Stated goal: Can you transcribe the data exactly? Leave the pictures out.

Provided material:
---

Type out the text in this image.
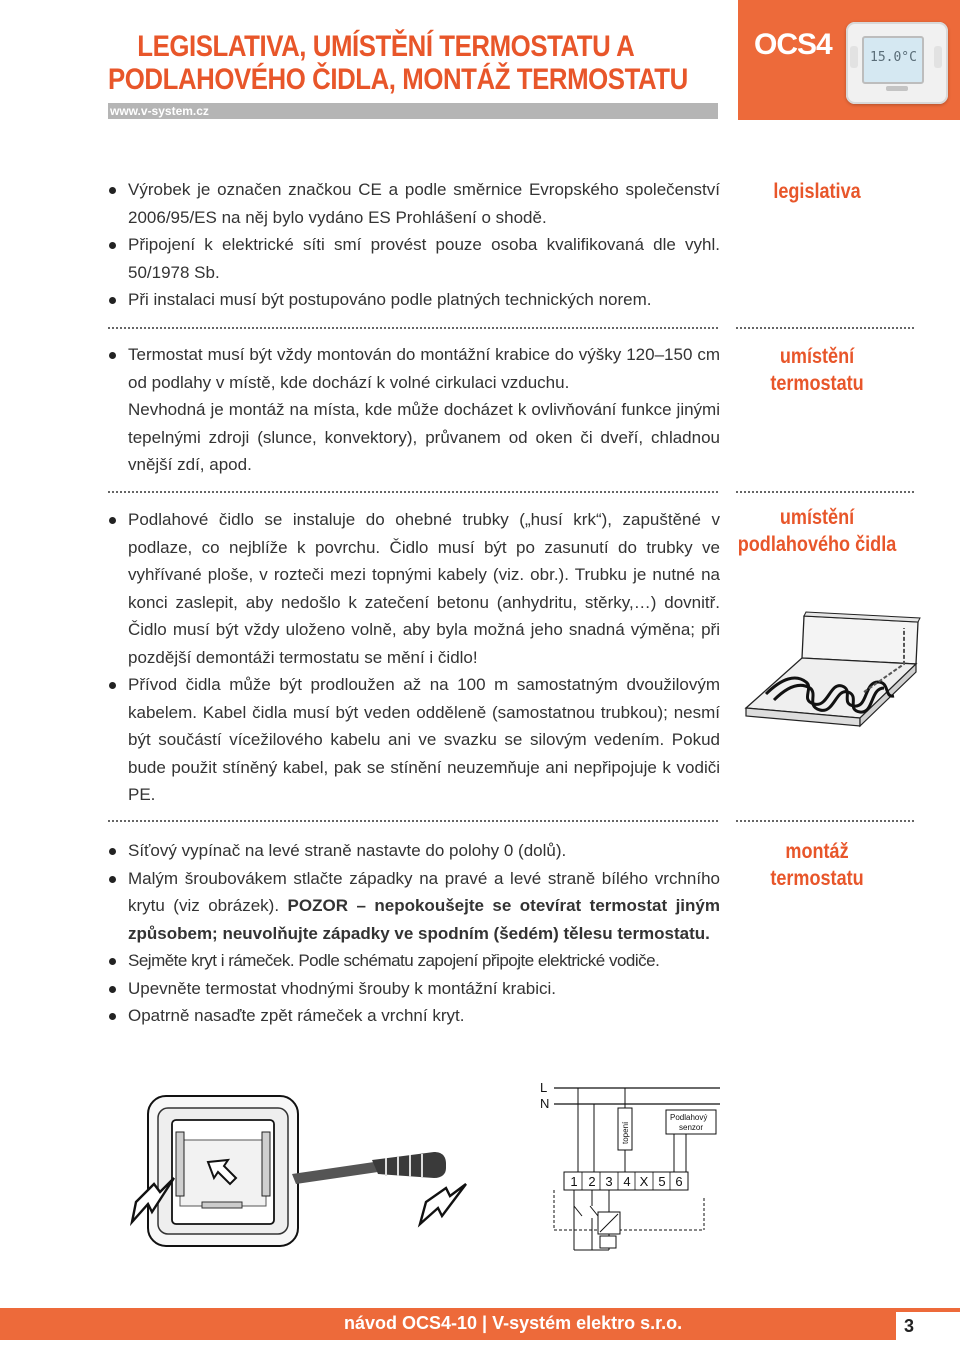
LEGISLATIVA, UMÍSTĚNÍ TERMOSTATU A
PODLAHOVÉHO ČIDLA, MONTÁŽ TERMOSTATU
www.v-system.cz
OCS4	15.0°C
Výrobek je označen značkou CE a podle směrnice Evropského společenství 2006/95/ES na něj bylo vydáno ES Prohlášení o shodě.
Připojení k elektrické síti smí provést pouze osoba kvalifikovaná dle vyhl. 50/1978 Sb.
Při instalaci musí být postupováno podle platných technických norem.
legislativa
Termostat musí být vždy montován do montážní krabice do výšky 120–150 cm od podlahy v místě, kde dochází k volné cirkulaci vzduchu.

Nevhodná je montáž na místa, kde může docházet k ovlivňování funkce jinými tepelnými zdroji (slunce, konvektory), průvanem od oken či dveří, chladnou vnější zdí, apod.

umístění
termostatu
Podlahové čidlo se instaluje do ohebné trubky („husí krk“), zapuštěné v podlaze, co nejblíže k povrchu. Čidlo musí být po zasunutí do trubky ve vyhřívané ploše, v rozteči mezi topnými kabely (viz. obr.). Trubku je nutné na konci zaslepit, aby nedošlo k zatečení betonu (anhydritu, stěrky,…) dovnitř. Čidlo musí být vždy uloženo volně, aby byla možná jeho snadná výměna; při pozdější demontáži termostatu se mění i čidlo!
Přívod čidla může být prodloužen až na 100 m samostatným dvoužilovým kabelem. Kabel čidla musí být veden odděleně (samostatnou trubkou); nesmí být součástí vícežilového kabelu ani ve svazku se silovým vedením. Pokud bude použit stíněný kabel, pak se stínění neuzemňuje ani nepřipojuje k vodiči PE.
umístění
podlahového čidla
Síťový vypínač na levé straně nastavte do polohy 0 (dolů).
Malým šroubovákem stlačte západky na pravé a levé straně bílého vrchního krytu (viz obrázek). POZOR – nepokoušejte se otevírat termostat jiným způsobem; neuvolňujte západky ve spodním (šedém) tělesu termostatu.
Sejměte kryt i rámeček. Podle schématu zapojení připojte elektrické vodiče.
Upevněte termostat vhodnými šrouby k montážní krabici.
Opatrně nasaďte zpět rámeček a vrchní kryt.
montáž
termostatu
L
N
topení
Podlahový
senzor
1 2 3 4 X 5 6
návod OCS4-10 | V-systém elektro s.r.o.	3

---

Solution to this exercise:
Type out the text in this image.
LEGISLATIVA, UMÍSTĚNÍ TERMOSTATU A
PODLAHOVÉHO ČIDLA, MONTÁŽ TERMOSTATU
www.v-system.cz
OCS4	15.0°C
Výrobek je označen značkou CE a podle směrnice Evropského společenství 2006/95/ES na něj bylo vydáno ES Prohlášení o shodě.
Připojení k elektrické síti smí provést pouze osoba kvalifikovaná dle vyhl. 50/1978 Sb.
Při instalaci musí být postupováno podle platných technických norem.
legislativa
Termostat musí být vždy montován do montážní krabice do výšky 120–150 cm od podlahy v místě, kde dochází k volné cirkulaci vzduchu.

Nevhodná je montáž na místa, kde může docházet k ovlivňování funkce jinými tepelnými zdroji (slunce, konvektory), průvanem od oken či dveří, chladnou vnější zdí, apod.

umístění
termostatu
Podlahové čidlo se instaluje do ohebné trubky („husí krk“), zapuštěné v podlaze, co nejblíže k povrchu. Čidlo musí být po zasunutí do trubky ve vyhřívané ploše, v rozteči mezi topnými kabely (viz. obr.). Trubku je nutné na konci zaslepit, aby nedošlo k zatečení betonu (anhydritu, stěrky,…) dovnitř. Čidlo musí být vždy uloženo volně, aby byla možná jeho snadná výměna; při pozdější demontáži termostatu se mění i čidlo!
Přívod čidla může být prodloužen až na 100 m samostatným dvoužilovým kabelem. Kabel čidla musí být veden odděleně (samostatnou trubkou); nesmí být součástí vícežilového kabelu ani ve svazku se silovým vedením. Pokud bude použit stíněný kabel, pak se stínění neuzemňuje ani nepřipojuje k vodiči PE.
umístění
podlahového čidla
Síťový vypínač na levé straně nastavte do polohy 0 (dolů).
Malým šroubovákem stlačte západky na pravé a levé straně bílého vrchního krytu (viz obrázek). POZOR – nepokoušejte se otevírat termostat jiným způsobem; neuvolňujte západky ve spodním (šedém) tělesu termostatu.
Sejměte kryt i rámeček. Podle schématu zapojení připojte elektrické vodiče.
Upevněte termostat vhodnými šrouby k montážní krabici.
Opatrně nasaďte zpět rámeček a vrchní kryt.
montáž
termostatu
L
N
topení
Podlahový
senzor
1 2 3 4 X 5 6
návod OCS4-10 | V-systém elektro s.r.o.	3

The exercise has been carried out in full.